■ **Exercise goal**
Find each line holding the word "Diligence" and give the number of such lines, nothing else.

(Dataset entries)
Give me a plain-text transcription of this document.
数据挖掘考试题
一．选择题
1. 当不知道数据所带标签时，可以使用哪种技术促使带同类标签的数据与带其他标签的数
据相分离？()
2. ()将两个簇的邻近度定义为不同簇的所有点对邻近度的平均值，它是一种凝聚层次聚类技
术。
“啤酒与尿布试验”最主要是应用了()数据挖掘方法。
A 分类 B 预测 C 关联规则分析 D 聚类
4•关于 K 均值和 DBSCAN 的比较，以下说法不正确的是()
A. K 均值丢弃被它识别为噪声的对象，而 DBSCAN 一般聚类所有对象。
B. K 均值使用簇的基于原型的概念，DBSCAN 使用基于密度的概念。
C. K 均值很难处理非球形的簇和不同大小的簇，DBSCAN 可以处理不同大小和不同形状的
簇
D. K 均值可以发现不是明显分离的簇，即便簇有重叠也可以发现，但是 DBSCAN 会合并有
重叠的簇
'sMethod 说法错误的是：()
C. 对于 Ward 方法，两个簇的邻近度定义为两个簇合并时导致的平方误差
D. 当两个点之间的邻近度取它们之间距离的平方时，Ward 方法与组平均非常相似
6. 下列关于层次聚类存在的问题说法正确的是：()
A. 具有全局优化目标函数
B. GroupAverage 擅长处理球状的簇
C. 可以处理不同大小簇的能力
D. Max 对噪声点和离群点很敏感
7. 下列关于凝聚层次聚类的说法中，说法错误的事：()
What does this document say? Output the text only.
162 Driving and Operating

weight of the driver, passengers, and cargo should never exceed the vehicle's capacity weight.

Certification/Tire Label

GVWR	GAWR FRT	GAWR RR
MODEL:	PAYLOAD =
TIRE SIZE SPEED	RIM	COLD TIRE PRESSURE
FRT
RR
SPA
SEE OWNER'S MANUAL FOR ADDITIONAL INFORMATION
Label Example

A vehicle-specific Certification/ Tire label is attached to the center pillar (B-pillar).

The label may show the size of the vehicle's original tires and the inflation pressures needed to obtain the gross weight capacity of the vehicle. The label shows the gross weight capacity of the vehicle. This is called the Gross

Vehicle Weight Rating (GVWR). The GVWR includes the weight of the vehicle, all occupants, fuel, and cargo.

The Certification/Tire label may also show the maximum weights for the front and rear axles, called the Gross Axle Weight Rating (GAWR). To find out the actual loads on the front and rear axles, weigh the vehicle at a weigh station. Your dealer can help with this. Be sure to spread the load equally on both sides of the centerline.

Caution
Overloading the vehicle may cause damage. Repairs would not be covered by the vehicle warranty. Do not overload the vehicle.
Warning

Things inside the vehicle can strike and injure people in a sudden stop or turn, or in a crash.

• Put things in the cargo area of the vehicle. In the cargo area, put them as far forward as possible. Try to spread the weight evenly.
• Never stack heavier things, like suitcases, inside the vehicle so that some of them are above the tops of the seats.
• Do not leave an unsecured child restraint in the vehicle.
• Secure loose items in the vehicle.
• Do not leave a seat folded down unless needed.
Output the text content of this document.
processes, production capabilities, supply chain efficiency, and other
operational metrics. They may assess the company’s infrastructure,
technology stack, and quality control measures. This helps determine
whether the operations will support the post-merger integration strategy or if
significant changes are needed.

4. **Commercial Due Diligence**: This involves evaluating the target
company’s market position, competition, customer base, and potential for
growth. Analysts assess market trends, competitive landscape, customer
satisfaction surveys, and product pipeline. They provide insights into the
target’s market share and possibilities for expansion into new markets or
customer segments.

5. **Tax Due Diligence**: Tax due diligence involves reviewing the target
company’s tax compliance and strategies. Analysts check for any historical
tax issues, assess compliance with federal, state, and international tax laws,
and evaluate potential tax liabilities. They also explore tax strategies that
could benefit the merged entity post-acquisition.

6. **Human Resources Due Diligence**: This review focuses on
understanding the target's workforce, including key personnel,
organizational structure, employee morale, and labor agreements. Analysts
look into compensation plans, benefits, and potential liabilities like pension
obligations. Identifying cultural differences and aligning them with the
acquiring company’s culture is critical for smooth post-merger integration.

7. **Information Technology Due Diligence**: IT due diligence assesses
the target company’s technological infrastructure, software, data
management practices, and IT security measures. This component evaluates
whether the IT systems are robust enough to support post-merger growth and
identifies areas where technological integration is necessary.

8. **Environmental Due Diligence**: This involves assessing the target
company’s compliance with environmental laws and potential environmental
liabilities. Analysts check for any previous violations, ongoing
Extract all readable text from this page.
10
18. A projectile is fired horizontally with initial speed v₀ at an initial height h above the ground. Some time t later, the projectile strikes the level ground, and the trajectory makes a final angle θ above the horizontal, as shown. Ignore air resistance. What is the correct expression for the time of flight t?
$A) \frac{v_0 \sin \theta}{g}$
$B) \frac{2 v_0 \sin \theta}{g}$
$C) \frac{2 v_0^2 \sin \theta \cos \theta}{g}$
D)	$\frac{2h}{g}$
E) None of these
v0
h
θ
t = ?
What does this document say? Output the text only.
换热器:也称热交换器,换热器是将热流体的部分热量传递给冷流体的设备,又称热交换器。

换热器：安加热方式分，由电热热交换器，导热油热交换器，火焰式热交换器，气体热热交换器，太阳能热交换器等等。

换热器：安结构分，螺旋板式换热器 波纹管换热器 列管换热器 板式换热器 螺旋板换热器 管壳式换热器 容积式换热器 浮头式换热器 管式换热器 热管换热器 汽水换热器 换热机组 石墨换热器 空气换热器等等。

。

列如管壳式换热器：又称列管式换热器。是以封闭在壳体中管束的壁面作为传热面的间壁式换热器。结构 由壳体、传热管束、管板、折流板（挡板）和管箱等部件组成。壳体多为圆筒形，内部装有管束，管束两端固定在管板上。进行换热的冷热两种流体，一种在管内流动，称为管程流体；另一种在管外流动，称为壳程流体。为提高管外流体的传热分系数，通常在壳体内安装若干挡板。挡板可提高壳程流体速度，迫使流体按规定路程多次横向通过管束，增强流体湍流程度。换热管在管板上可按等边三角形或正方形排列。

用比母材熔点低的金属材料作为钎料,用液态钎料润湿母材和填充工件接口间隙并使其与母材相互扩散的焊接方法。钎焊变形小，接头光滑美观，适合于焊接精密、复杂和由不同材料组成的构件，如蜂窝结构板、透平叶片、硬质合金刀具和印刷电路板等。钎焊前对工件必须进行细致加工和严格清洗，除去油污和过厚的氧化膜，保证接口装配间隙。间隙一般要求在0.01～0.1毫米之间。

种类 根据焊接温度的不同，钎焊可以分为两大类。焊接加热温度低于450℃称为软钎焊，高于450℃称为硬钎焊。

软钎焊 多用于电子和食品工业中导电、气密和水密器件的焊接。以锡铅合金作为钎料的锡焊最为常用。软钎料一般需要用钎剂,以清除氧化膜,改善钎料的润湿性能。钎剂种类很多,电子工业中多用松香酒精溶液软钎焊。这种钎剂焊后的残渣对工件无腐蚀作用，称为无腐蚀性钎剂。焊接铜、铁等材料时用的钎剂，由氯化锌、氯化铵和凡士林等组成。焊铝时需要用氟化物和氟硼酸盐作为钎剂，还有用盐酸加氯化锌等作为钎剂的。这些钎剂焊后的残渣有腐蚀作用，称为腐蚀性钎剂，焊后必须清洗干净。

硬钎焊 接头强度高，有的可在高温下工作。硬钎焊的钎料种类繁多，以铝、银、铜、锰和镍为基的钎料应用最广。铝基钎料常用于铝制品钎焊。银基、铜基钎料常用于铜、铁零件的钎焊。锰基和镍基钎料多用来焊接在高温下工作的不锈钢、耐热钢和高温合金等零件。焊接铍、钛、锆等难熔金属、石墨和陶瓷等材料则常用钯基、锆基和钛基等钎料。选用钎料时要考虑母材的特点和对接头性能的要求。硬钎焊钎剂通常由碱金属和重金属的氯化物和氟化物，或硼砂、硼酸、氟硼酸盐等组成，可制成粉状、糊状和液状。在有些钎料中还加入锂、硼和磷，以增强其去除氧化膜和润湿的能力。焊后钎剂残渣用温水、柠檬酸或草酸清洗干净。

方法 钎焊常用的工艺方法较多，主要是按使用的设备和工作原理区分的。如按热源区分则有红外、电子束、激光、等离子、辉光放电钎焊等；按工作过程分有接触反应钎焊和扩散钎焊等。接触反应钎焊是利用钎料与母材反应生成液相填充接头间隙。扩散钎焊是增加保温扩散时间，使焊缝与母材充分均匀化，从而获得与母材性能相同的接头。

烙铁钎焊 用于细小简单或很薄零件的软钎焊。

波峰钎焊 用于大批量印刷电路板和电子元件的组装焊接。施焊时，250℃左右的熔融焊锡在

■ **Result below**
5